#### AIM OF THE TASK:
Return the full listing unchanged, apart from leaving out its images.

#### ENTRIES SUPPLIED:
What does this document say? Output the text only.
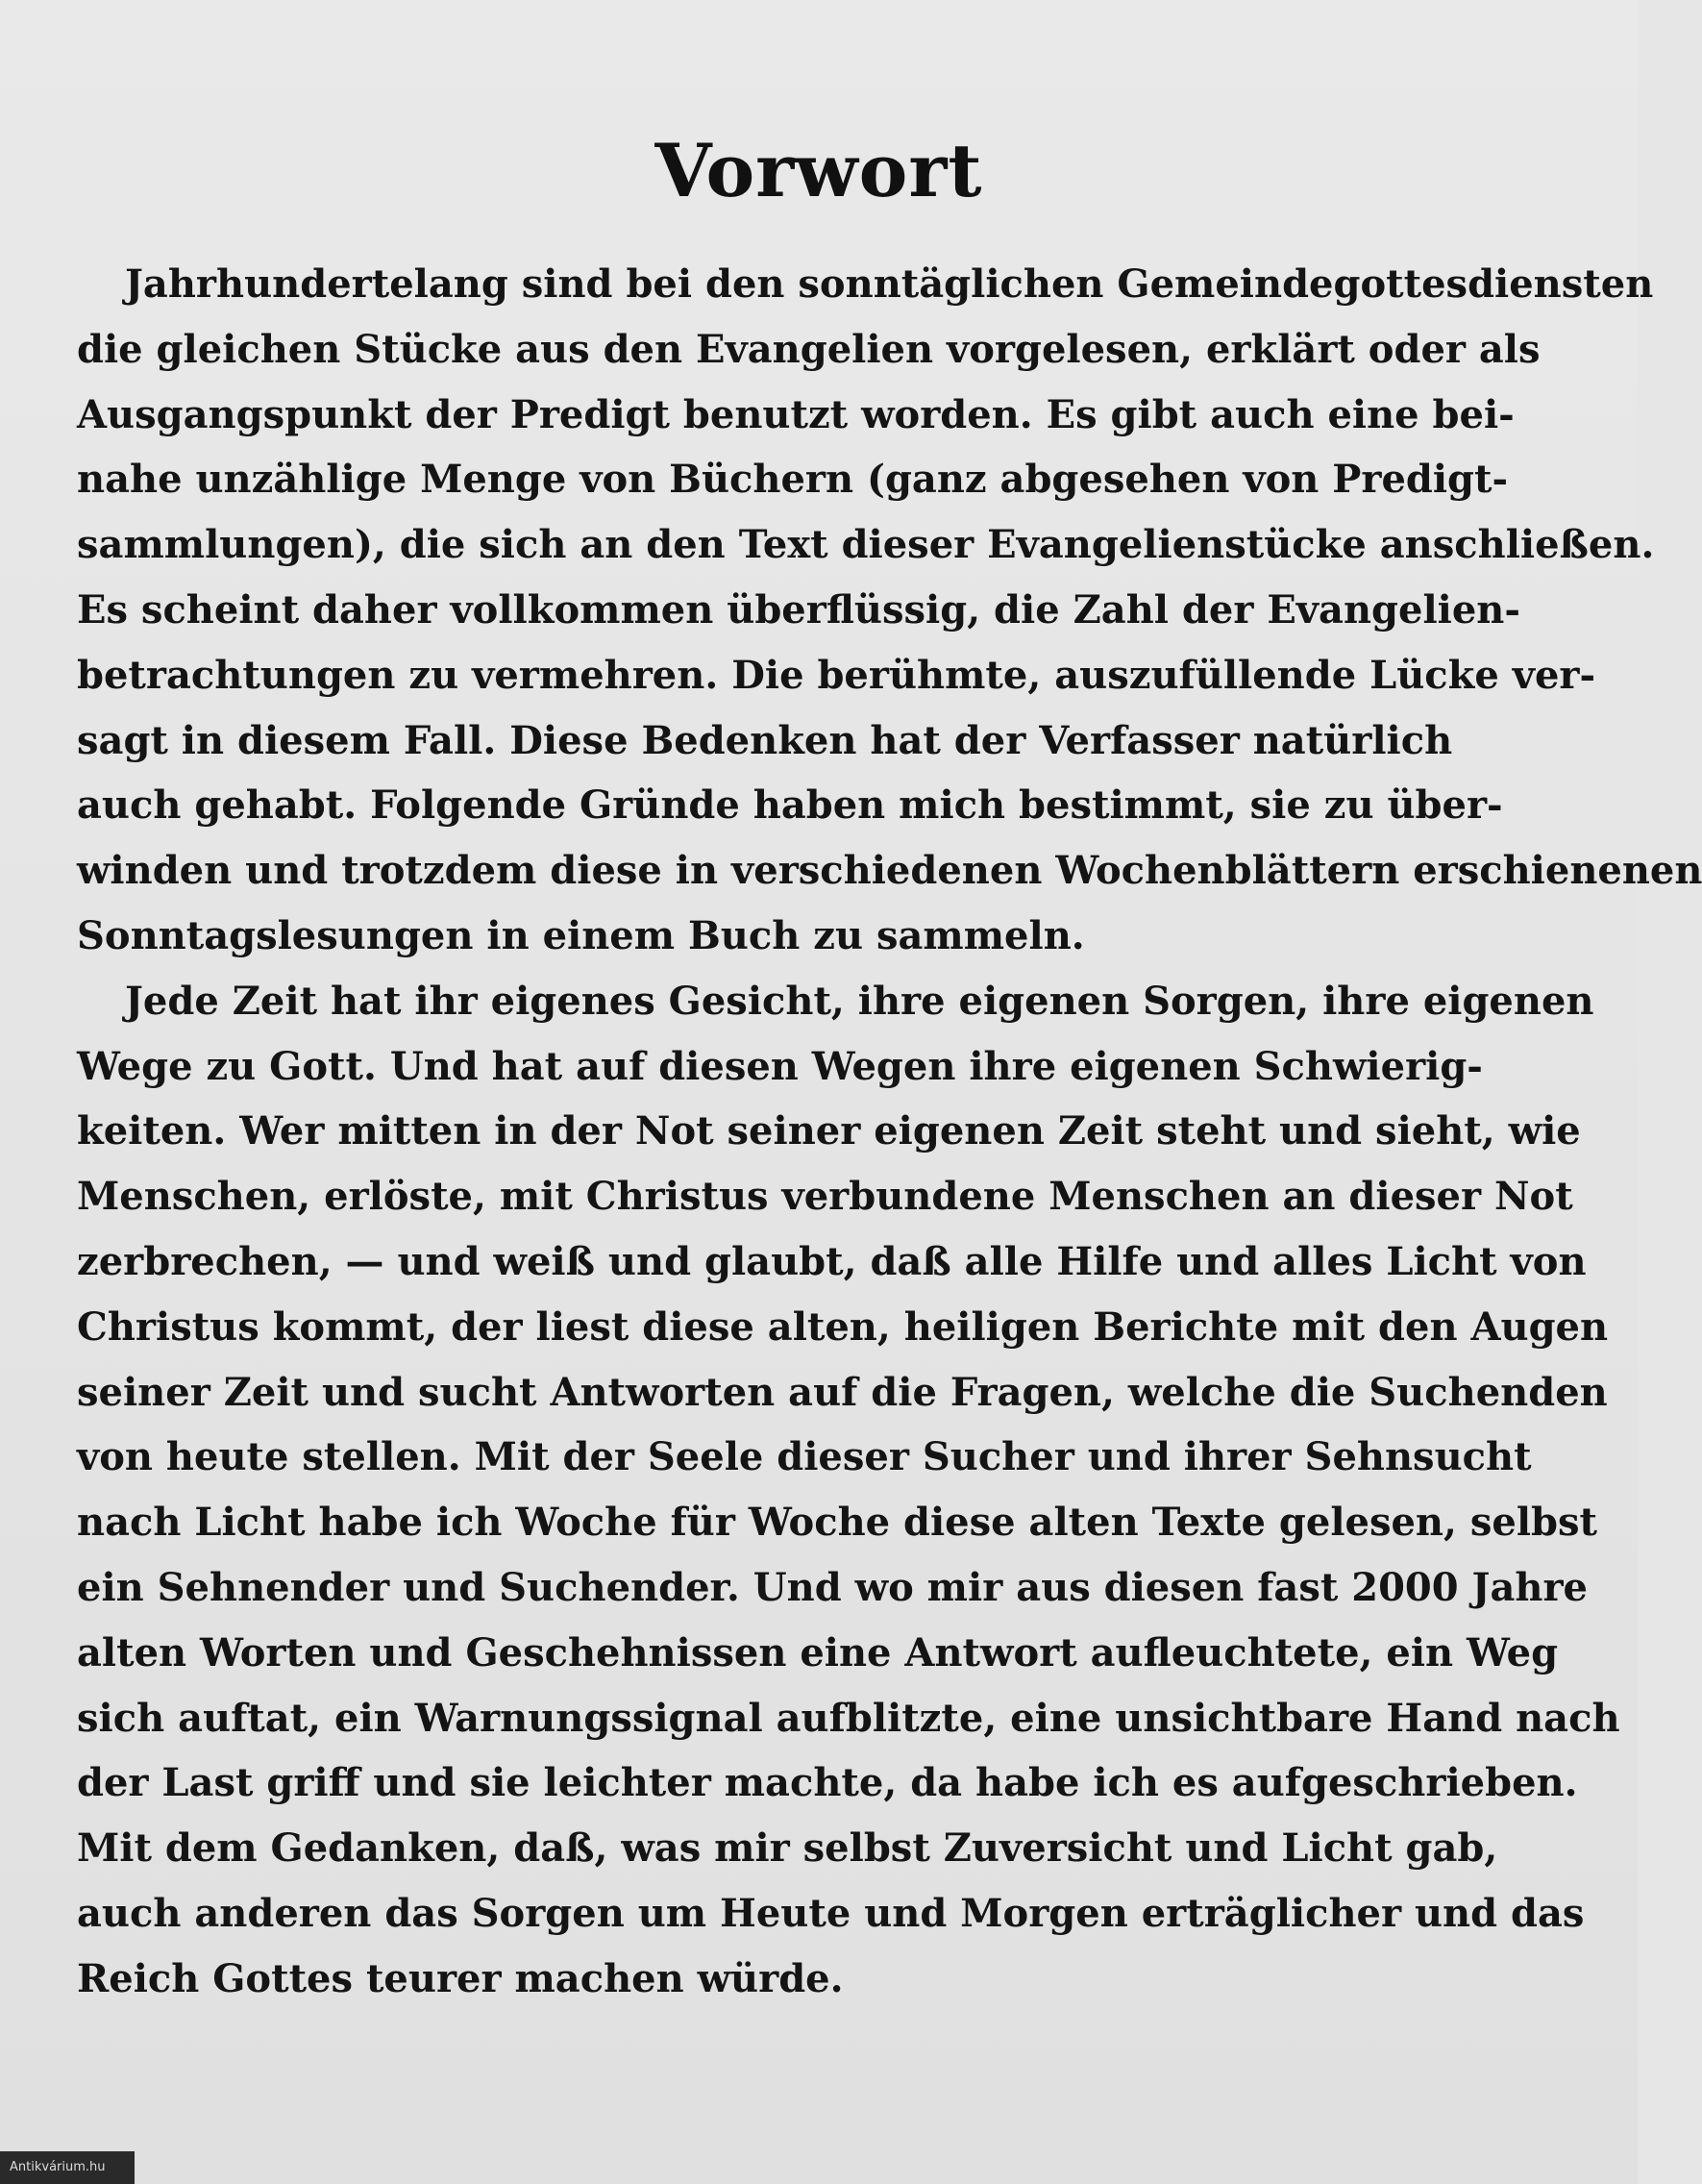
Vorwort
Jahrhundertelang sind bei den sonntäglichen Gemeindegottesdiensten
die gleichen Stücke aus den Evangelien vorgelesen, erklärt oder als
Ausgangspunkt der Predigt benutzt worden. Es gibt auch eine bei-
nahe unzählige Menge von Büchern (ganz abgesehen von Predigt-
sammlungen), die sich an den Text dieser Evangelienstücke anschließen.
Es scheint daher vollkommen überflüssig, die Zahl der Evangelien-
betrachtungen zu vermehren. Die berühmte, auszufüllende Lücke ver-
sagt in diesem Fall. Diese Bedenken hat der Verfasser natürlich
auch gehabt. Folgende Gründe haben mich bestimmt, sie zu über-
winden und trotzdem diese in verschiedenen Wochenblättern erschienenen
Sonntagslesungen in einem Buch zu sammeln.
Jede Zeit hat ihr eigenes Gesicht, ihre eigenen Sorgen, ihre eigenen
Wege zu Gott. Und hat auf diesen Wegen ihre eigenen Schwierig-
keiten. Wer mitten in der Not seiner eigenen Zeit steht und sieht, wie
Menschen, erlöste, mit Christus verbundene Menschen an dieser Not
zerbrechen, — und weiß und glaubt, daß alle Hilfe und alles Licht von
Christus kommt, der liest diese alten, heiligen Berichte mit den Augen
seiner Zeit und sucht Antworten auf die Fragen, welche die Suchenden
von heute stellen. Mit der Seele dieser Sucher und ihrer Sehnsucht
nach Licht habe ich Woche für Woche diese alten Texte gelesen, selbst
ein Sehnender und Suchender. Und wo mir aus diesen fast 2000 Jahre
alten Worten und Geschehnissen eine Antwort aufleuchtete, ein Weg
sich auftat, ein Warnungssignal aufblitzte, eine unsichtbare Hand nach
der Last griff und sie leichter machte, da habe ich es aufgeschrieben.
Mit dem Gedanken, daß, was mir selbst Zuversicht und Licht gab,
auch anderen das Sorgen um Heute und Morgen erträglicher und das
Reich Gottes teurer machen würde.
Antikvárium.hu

#### ANSWER BOX:
What does this document say? Output the text only.
Vorwort
Jahrhundertelang sind bei den sonntäglichen Gemeindegottesdiensten
die gleichen Stücke aus den Evangelien vorgelesen, erklärt oder als
Ausgangspunkt der Predigt benutzt worden. Es gibt auch eine bei-
nahe unzählige Menge von Büchern (ganz abgesehen von Predigt-
sammlungen), die sich an den Text dieser Evangelienstücke anschließen.
Es scheint daher vollkommen überflüssig, die Zahl der Evangelien-
betrachtungen zu vermehren. Die berühmte, auszufüllende Lücke ver-
sagt in diesem Fall. Diese Bedenken hat der Verfasser natürlich
auch gehabt. Folgende Gründe haben mich bestimmt, sie zu über-
winden und trotzdem diese in verschiedenen Wochenblättern erschienenen
Sonntagslesungen in einem Buch zu sammeln.
Jede Zeit hat ihr eigenes Gesicht, ihre eigenen Sorgen, ihre eigenen
Wege zu Gott. Und hat auf diesen Wegen ihre eigenen Schwierig-
keiten. Wer mitten in der Not seiner eigenen Zeit steht und sieht, wie
Menschen, erlöste, mit Christus verbundene Menschen an dieser Not
zerbrechen, — und weiß und glaubt, daß alle Hilfe und alles Licht von
Christus kommt, der liest diese alten, heiligen Berichte mit den Augen
seiner Zeit und sucht Antworten auf die Fragen, welche die Suchenden
von heute stellen. Mit der Seele dieser Sucher und ihrer Sehnsucht
nach Licht habe ich Woche für Woche diese alten Texte gelesen, selbst
ein Sehnender und Suchender. Und wo mir aus diesen fast 2000 Jahre
alten Worten und Geschehnissen eine Antwort aufleuchtete, ein Weg
sich auftat, ein Warnungssignal aufblitzte, eine unsichtbare Hand nach
der Last griff und sie leichter machte, da habe ich es aufgeschrieben.
Mit dem Gedanken, daß, was mir selbst Zuversicht und Licht gab,
auch anderen das Sorgen um Heute und Morgen erträglicher und das
Reich Gottes teurer machen würde.
Antikvárium.hu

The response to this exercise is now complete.